↓↓↓

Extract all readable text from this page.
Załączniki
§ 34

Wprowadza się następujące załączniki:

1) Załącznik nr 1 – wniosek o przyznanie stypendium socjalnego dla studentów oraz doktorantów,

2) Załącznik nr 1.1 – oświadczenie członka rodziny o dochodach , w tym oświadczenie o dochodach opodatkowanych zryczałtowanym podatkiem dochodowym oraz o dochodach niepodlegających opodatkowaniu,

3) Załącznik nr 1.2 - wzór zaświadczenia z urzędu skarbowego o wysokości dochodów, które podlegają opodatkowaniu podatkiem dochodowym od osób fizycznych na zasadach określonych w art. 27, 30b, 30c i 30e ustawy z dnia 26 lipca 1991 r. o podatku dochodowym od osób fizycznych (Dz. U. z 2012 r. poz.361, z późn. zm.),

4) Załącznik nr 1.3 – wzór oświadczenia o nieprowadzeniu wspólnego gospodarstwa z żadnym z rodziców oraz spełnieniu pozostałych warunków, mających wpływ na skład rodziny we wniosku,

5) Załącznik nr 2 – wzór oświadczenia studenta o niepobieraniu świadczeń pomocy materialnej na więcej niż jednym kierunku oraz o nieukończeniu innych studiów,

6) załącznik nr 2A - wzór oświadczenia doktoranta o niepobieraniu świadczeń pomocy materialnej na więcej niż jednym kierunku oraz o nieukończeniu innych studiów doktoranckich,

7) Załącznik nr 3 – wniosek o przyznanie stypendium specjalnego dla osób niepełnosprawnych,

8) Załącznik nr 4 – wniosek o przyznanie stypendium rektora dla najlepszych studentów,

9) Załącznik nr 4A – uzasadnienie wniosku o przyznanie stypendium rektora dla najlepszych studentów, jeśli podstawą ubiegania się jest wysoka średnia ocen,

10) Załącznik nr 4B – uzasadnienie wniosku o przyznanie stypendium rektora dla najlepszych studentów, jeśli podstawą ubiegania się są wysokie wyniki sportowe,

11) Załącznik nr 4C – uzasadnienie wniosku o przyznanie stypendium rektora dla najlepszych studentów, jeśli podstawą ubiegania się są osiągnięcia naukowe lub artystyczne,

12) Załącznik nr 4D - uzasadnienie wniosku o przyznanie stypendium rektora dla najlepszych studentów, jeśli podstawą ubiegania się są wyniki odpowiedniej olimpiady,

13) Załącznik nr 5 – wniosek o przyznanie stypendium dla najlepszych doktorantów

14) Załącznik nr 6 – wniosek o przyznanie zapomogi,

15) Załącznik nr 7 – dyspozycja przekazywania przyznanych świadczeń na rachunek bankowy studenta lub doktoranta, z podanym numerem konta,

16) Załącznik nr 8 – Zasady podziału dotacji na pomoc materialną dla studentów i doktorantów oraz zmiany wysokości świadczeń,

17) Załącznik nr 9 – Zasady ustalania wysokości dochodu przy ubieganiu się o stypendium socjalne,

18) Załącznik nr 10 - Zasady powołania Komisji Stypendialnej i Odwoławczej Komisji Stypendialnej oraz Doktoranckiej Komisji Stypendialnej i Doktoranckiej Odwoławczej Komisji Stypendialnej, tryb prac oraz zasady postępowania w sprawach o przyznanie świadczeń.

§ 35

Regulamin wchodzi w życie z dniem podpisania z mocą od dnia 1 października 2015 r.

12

↑↑↑
↓↓↓

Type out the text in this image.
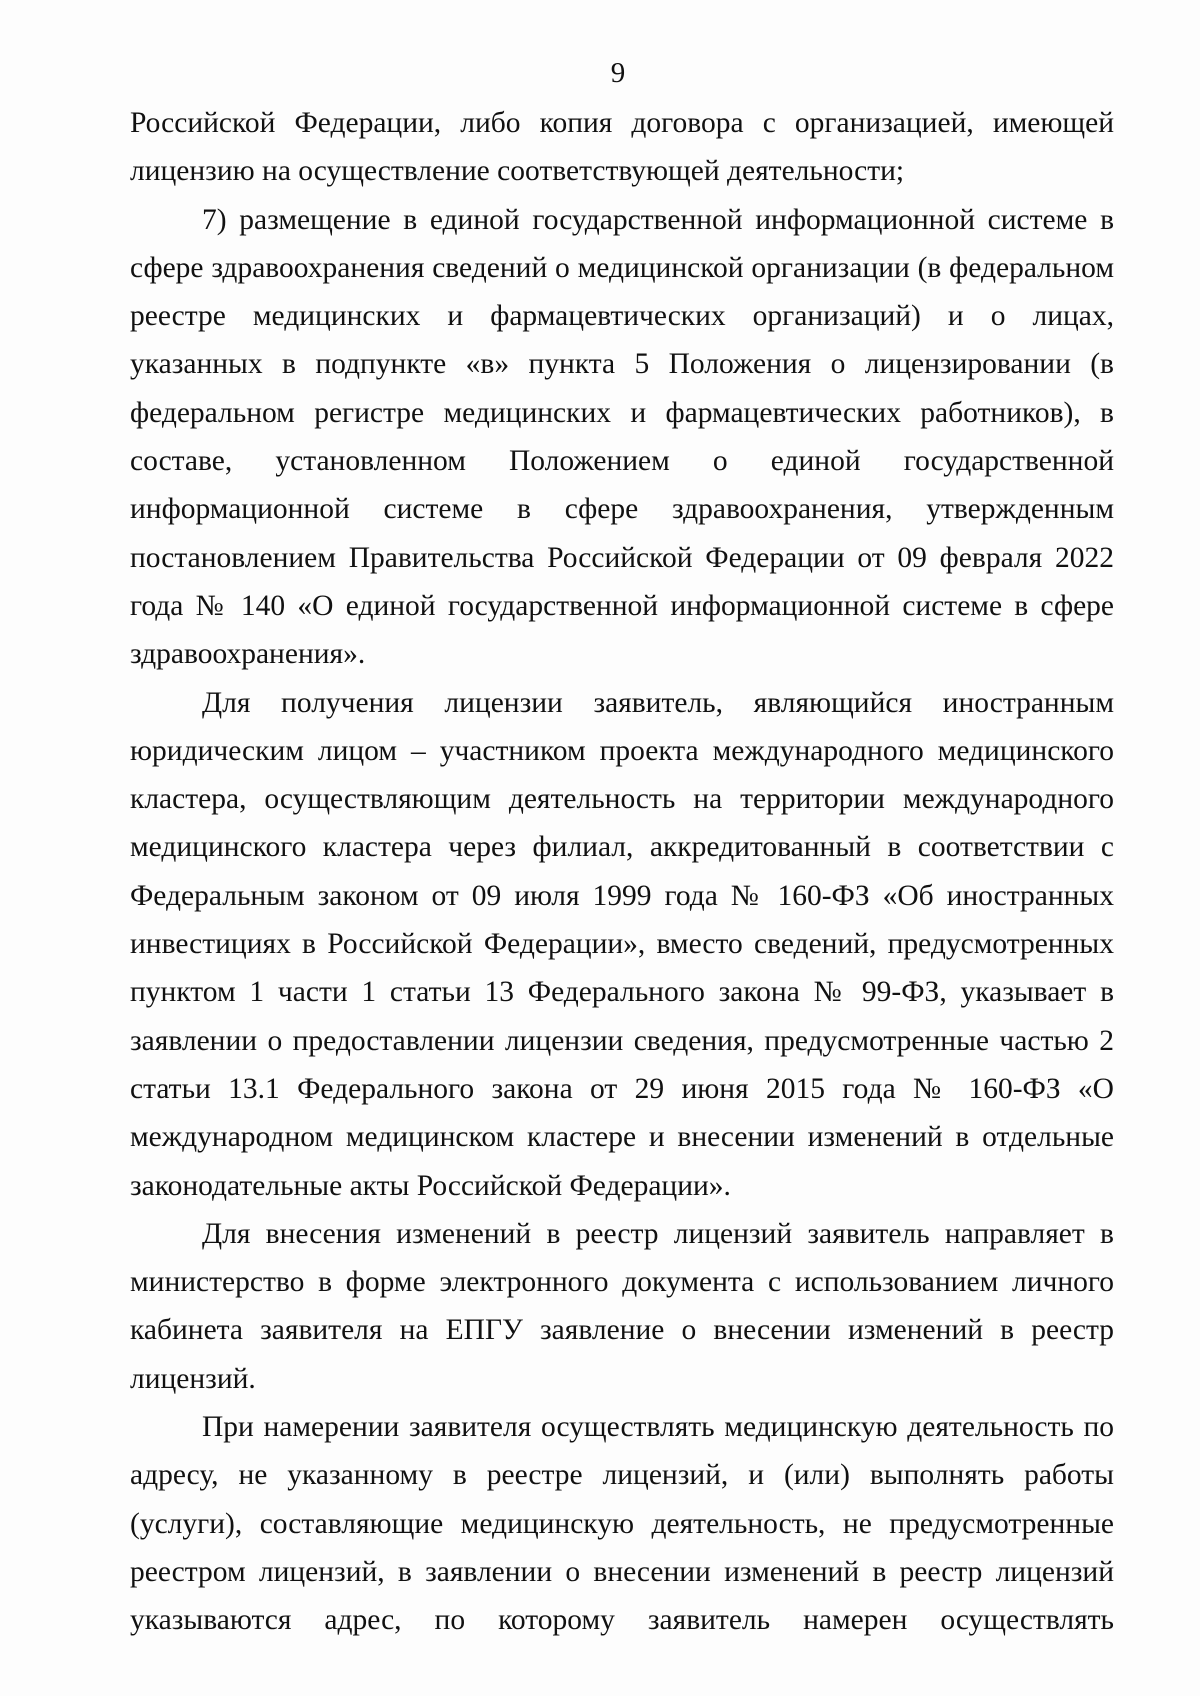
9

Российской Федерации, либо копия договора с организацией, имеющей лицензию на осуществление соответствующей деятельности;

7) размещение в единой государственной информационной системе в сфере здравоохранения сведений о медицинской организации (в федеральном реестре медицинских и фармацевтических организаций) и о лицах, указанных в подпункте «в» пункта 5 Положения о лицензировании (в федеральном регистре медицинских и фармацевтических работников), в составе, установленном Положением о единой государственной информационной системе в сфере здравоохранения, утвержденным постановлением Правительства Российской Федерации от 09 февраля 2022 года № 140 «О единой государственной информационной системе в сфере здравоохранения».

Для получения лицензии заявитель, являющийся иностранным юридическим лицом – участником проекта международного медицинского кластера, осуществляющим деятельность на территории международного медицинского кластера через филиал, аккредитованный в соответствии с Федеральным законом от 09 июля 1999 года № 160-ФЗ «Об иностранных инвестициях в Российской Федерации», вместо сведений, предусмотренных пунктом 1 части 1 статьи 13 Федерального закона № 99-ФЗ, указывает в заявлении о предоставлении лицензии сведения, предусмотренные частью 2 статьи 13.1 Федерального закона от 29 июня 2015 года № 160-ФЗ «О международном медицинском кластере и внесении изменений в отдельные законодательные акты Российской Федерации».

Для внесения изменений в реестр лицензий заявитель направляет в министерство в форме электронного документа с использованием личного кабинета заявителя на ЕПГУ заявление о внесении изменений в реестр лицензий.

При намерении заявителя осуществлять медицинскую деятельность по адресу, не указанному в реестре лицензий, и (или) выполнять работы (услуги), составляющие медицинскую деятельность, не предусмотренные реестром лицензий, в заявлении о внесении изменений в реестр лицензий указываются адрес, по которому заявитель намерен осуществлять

↑↑↑

Given task | Say how many lines of the data include the string "kierunku". Nothing other than the number should be given.

Solution | 2